▶ **Materials provided**:

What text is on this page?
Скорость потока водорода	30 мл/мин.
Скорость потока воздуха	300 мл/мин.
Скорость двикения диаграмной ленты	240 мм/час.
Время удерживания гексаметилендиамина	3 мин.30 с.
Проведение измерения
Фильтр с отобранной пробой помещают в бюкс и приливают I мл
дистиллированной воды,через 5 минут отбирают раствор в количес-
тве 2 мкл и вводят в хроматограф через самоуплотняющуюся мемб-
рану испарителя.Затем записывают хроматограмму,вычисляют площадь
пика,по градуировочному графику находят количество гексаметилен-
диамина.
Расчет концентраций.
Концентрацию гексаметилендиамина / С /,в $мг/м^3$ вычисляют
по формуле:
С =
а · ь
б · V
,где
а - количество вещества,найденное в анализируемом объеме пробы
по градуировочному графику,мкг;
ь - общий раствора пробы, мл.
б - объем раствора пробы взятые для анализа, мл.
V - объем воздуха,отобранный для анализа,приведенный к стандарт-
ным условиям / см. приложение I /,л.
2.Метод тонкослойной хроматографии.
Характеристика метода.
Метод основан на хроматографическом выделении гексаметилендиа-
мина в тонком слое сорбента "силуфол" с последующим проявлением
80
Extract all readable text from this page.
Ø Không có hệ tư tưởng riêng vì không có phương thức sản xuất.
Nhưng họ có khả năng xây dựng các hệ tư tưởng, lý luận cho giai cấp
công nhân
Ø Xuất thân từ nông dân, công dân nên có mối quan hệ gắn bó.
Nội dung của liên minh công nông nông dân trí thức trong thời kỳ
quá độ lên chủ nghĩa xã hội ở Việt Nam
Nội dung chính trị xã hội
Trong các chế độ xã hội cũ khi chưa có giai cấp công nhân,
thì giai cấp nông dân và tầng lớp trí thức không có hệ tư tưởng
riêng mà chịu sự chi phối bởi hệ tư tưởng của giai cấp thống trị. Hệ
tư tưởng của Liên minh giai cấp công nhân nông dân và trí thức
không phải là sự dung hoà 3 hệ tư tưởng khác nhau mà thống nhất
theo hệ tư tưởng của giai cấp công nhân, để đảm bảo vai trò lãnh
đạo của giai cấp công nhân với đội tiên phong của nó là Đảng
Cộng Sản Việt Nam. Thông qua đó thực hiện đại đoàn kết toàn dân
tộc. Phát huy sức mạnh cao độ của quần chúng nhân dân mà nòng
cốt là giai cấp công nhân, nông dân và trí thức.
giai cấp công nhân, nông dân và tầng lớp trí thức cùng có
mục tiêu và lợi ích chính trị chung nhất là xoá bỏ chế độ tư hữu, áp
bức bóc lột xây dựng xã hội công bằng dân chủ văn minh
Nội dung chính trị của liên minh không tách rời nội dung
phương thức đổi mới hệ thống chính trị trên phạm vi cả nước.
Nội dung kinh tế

▶ **Exercise aim**:
Reproduce every record, matching each line exactly.

▶ **Worked answer**:
What text is on this page?
Скорость потока водорода	30 мл/мин.
Скорость потока воздуха	300 мл/мин.
Скорость двикения диаграмной ленты	240 мм/час.
Время удерживания гексаметилендиамина	3 мин.30 с.
Проведение измерения
Фильтр с отобранной пробой помещают в бюкс и приливают I мл
дистиллированной воды,через 5 минут отбирают раствор в количес-
тве 2 мкл и вводят в хроматограф через самоуплотняющуюся мемб-
рану испарителя.Затем записывают хроматограмму,вычисляют площадь
пика,по градуировочному графику находят количество гексаметилен-
диамина.
Расчет концентраций.
Концентрацию гексаметилендиамина / С /,в $мг/м^3$ вычисляют
по формуле:
С =
а · ь
б · V
,где
а - количество вещества,найденное в анализируемом объеме пробы
по градуировочному графику,мкг;
ь - общий раствора пробы, мл.
б - объем раствора пробы взятые для анализа, мл.
V - объем воздуха,отобранный для анализа,приведенный к стандарт-
ным условиям / см. приложение I /,л.
2.Метод тонкослойной хроматографии.
Характеристика метода.
Метод основан на хроматографическом выделении гексаметилендиа-
мина в тонком слое сорбента "силуфол" с последующим проявлением
80
Extract all readable text from this page.
Ø Không có hệ tư tưởng riêng vì không có phương thức sản xuất.
Nhưng họ có khả năng xây dựng các hệ tư tưởng, lý luận cho giai cấp
công nhân
Ø Xuất thân từ nông dân, công dân nên có mối quan hệ gắn bó.
Nội dung của liên minh công nông nông dân trí thức trong thời kỳ
quá độ lên chủ nghĩa xã hội ở Việt Nam
Nội dung chính trị xã hội
Trong các chế độ xã hội cũ khi chưa có giai cấp công nhân,
thì giai cấp nông dân và tầng lớp trí thức không có hệ tư tưởng
riêng mà chịu sự chi phối bởi hệ tư tưởng của giai cấp thống trị. Hệ
tư tưởng của Liên minh giai cấp công nhân nông dân và trí thức
không phải là sự dung hoà 3 hệ tư tưởng khác nhau mà thống nhất
theo hệ tư tưởng của giai cấp công nhân, để đảm bảo vai trò lãnh
đạo của giai cấp công nhân với đội tiên phong của nó là Đảng
Cộng Sản Việt Nam. Thông qua đó thực hiện đại đoàn kết toàn dân
tộc. Phát huy sức mạnh cao độ của quần chúng nhân dân mà nòng
cốt là giai cấp công nhân, nông dân và trí thức.
giai cấp công nhân, nông dân và tầng lớp trí thức cùng có
mục tiêu và lợi ích chính trị chung nhất là xoá bỏ chế độ tư hữu, áp
bức bóc lột xây dựng xã hội công bằng dân chủ văn minh
Nội dung chính trị của liên minh không tách rời nội dung
phương thức đổi mới hệ thống chính trị trên phạm vi cả nước.
Nội dung kinh tế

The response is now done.